#### Goal:
Extract each record and reproduce it exactly.

#### Input records:
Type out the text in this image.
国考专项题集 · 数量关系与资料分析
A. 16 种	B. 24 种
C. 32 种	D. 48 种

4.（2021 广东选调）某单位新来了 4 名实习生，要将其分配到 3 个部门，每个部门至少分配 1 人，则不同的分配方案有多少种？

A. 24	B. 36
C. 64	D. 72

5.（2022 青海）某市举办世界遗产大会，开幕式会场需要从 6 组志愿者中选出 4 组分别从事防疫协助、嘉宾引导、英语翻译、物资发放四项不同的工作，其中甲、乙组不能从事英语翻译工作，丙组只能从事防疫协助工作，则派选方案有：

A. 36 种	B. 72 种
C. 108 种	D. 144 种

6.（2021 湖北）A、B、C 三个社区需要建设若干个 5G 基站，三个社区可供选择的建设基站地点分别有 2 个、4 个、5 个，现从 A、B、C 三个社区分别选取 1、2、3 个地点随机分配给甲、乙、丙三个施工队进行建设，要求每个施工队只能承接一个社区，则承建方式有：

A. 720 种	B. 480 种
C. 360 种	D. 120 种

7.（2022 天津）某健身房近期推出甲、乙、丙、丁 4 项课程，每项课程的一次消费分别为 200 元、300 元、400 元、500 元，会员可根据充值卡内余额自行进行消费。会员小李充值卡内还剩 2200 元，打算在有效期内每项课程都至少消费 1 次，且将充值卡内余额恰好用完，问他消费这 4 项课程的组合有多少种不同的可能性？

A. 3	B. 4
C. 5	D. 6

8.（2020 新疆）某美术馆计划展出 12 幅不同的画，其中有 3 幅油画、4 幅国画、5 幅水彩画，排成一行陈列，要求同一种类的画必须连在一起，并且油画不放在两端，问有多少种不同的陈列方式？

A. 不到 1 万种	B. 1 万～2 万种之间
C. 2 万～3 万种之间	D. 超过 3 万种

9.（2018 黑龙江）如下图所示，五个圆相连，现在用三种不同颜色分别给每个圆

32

#### Problem solution:
Type out the text in this image.
国考专项题集 · 数量关系与资料分析
A. 16 种	B. 24 种
C. 32 种	D. 48 种

4.（2021 广东选调）某单位新来了 4 名实习生，要将其分配到 3 个部门，每个部门至少分配 1 人，则不同的分配方案有多少种？

A. 24	B. 36
C. 64	D. 72

5.（2022 青海）某市举办世界遗产大会，开幕式会场需要从 6 组志愿者中选出 4 组分别从事防疫协助、嘉宾引导、英语翻译、物资发放四项不同的工作，其中甲、乙组不能从事英语翻译工作，丙组只能从事防疫协助工作，则派选方案有：

A. 36 种	B. 72 种
C. 108 种	D. 144 种

6.（2021 湖北）A、B、C 三个社区需要建设若干个 5G 基站，三个社区可供选择的建设基站地点分别有 2 个、4 个、5 个，现从 A、B、C 三个社区分别选取 1、2、3 个地点随机分配给甲、乙、丙三个施工队进行建设，要求每个施工队只能承接一个社区，则承建方式有：

A. 720 种	B. 480 种
C. 360 种	D. 120 种

7.（2022 天津）某健身房近期推出甲、乙、丙、丁 4 项课程，每项课程的一次消费分别为 200 元、300 元、400 元、500 元，会员可根据充值卡内余额自行进行消费。会员小李充值卡内还剩 2200 元，打算在有效期内每项课程都至少消费 1 次，且将充值卡内余额恰好用完，问他消费这 4 项课程的组合有多少种不同的可能性？

A. 3	B. 4
C. 5	D. 6

8.（2020 新疆）某美术馆计划展出 12 幅不同的画，其中有 3 幅油画、4 幅国画、5 幅水彩画，排成一行陈列，要求同一种类的画必须连在一起，并且油画不放在两端，问有多少种不同的陈列方式？

A. 不到 1 万种	B. 1 万～2 万种之间
C. 2 万～3 万种之间	D. 超过 3 万种

9.（2018 黑龙江）如下图所示，五个圆相连，现在用三种不同颜色分别给每个圆

32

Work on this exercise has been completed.